*REQUEST*
Transcribe all the entries word for word, omitting any pictures they contain.

[Data entries]
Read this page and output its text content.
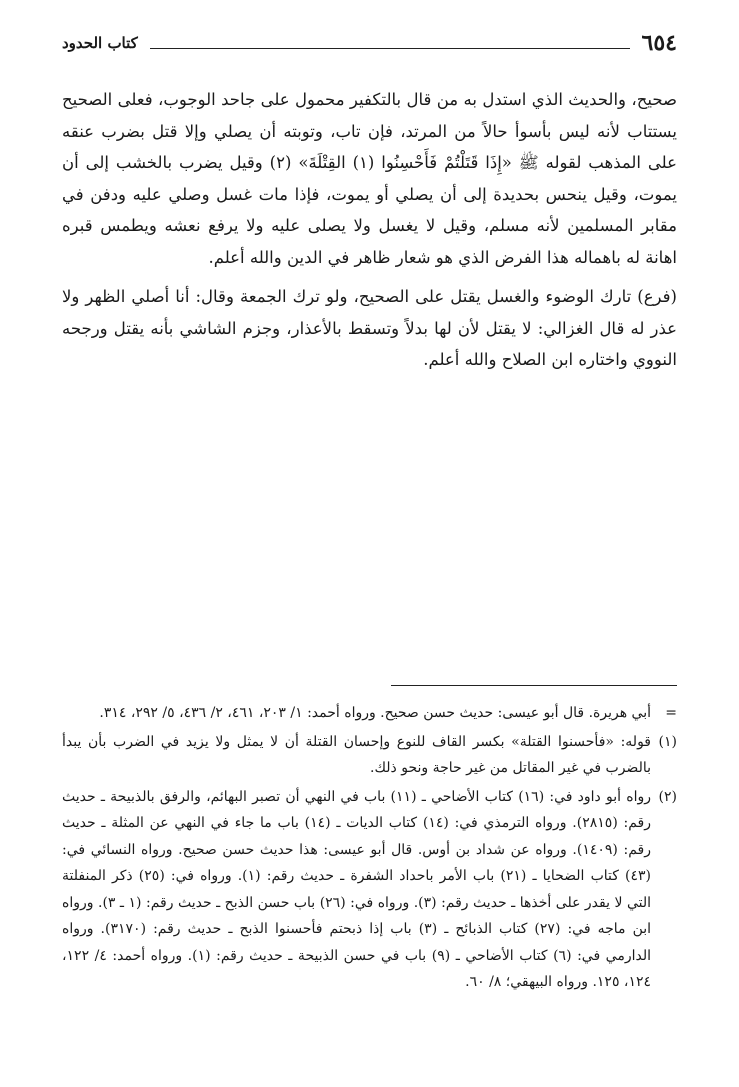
٦٥٤
كتاب الحدود

صحيح، والحديث الذي استدل به من قال بالتكفير محمول على جاحد الوجوب، فعلى الصحيح يستتاب لأنه ليس بأسوأ حالاً من المرتد، فإن تاب، وتوبته أن يصلي وإلا قتل بضرب عنقه على المذهب لقوله ﷺ «إِذَا قَتَلْتُمْ فَأَحْسِنُوا (١) القِتْلَةَ» (٢) وقيل يضرب بالخشب إلى أن يموت، وقيل ينحس بحديدة إلى أن يصلي أو يموت، فإذا مات غسل وصلي عليه ودفن في مقابر المسلمين لأنه مسلم، وقيل لا يغسل ولا يصلى عليه ولا يرفع نعشه ويطمس قبره اهانة له باهماله هذا الفرض الذي هو شعار ظاهر في الدين والله أعلم.

(فرع) تارك الوضوء والغسل يقتل على الصحيح، ولو ترك الجمعة وقال: أنا أصلي الظهر ولا عذر له قال الغزالي: لا يقتل لأن لها بدلاً وتسقط بالأعذار، وجزم الشاشي بأنه يقتل ورجحه النووي واختاره ابن الصلاح والله أعلم.

=
أبي هريرة. قال أبو عيسى: حديث حسن صحيح. ورواه أحمد: ١/ ٢٠٣، ٤٦١، ٢/ ٤٣٦، ٥/ ٢٩٢، ٣١٤.
(١)
قوله: «فأحسنوا القتلة» بكسر القاف للنوع وإحسان القتلة أن لا يمثل ولا يزيد في الضرب بأن يبدأ بالضرب في غير المقاتل من غير حاجة ونحو ذلك.
(٢)
رواه أبو داود في: (١٦) كتاب الأضاحي ـ (١١) باب في النهي أن تصبر البهائم، والرفق بالذبيحة ـ حديث رقم: (٢٨١٥). ورواه الترمذي في: (١٤) كتاب الديات ـ (١٤) باب ما جاء في النهي عن المثلة ـ حديث رقم: (١٤٠٩). ورواه عن شداد بن أوس. قال أبو عيسى: هذا حديث حسن صحيح. ورواه النسائي في: (٤٣) كتاب الضحايا ـ (٢١) باب الأمر باحداد الشفرة ـ حديث رقم: (١). ورواه في: (٢٥) ذكر المنفلتة التي لا يقدر على أخذها ـ حديث رقم: (٣). ورواه في: (٢٦) باب حسن الذبح ـ حديث رقم: (١ ـ ٣). ورواه ابن ماجه في: (٢٧) كتاب الذبائح ـ (٣) باب إذا ذبحتم فأحسنوا الذبح ـ حديث رقم: (٣١٧٠). ورواه الدارمي في: (٦) كتاب الأضاحي ـ (٩) باب في حسن الذبيحة ـ حديث رقم: (١). ورواه أحمد: ٤/ ١٢٢، ١٢٤، ١٢٥. ورواه البيهقي؛ ٨/ ٦٠.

*COMPLETED EXERCISE*
Read this page and output its text content.
٦٥٤
كتاب الحدود

صحيح، والحديث الذي استدل به من قال بالتكفير محمول على جاحد الوجوب، فعلى الصحيح يستتاب لأنه ليس بأسوأ حالاً من المرتد، فإن تاب، وتوبته أن يصلي وإلا قتل بضرب عنقه على المذهب لقوله ﷺ «إِذَا قَتَلْتُمْ فَأَحْسِنُوا (١) القِتْلَةَ» (٢) وقيل يضرب بالخشب إلى أن يموت، وقيل ينحس بحديدة إلى أن يصلي أو يموت، فإذا مات غسل وصلي عليه ودفن في مقابر المسلمين لأنه مسلم، وقيل لا يغسل ولا يصلى عليه ولا يرفع نعشه ويطمس قبره اهانة له باهماله هذا الفرض الذي هو شعار ظاهر في الدين والله أعلم.

(فرع) تارك الوضوء والغسل يقتل على الصحيح، ولو ترك الجمعة وقال: أنا أصلي الظهر ولا عذر له قال الغزالي: لا يقتل لأن لها بدلاً وتسقط بالأعذار، وجزم الشاشي بأنه يقتل ورجحه النووي واختاره ابن الصلاح والله أعلم.

=
أبي هريرة. قال أبو عيسى: حديث حسن صحيح. ورواه أحمد: ١/ ٢٠٣، ٤٦١، ٢/ ٤٣٦، ٥/ ٢٩٢، ٣١٤.
(١)
قوله: «فأحسنوا القتلة» بكسر القاف للنوع وإحسان القتلة أن لا يمثل ولا يزيد في الضرب بأن يبدأ بالضرب في غير المقاتل من غير حاجة ونحو ذلك.
(٢)
رواه أبو داود في: (١٦) كتاب الأضاحي ـ (١١) باب في النهي أن تصبر البهائم، والرفق بالذبيحة ـ حديث رقم: (٢٨١٥). ورواه الترمذي في: (١٤) كتاب الديات ـ (١٤) باب ما جاء في النهي عن المثلة ـ حديث رقم: (١٤٠٩). ورواه عن شداد بن أوس. قال أبو عيسى: هذا حديث حسن صحيح. ورواه النسائي في: (٤٣) كتاب الضحايا ـ (٢١) باب الأمر باحداد الشفرة ـ حديث رقم: (١). ورواه في: (٢٥) ذكر المنفلتة التي لا يقدر على أخذها ـ حديث رقم: (٣). ورواه في: (٢٦) باب حسن الذبح ـ حديث رقم: (١ ـ ٣). ورواه ابن ماجه في: (٢٧) كتاب الذبائح ـ (٣) باب إذا ذبحتم فأحسنوا الذبح ـ حديث رقم: (٣١٧٠). ورواه الدارمي في: (٦) كتاب الأضاحي ـ (٩) باب في حسن الذبيحة ـ حديث رقم: (١). ورواه أحمد: ٤/ ١٢٢، ١٢٤، ١٢٥. ورواه البيهقي؛ ٨/ ٦٠.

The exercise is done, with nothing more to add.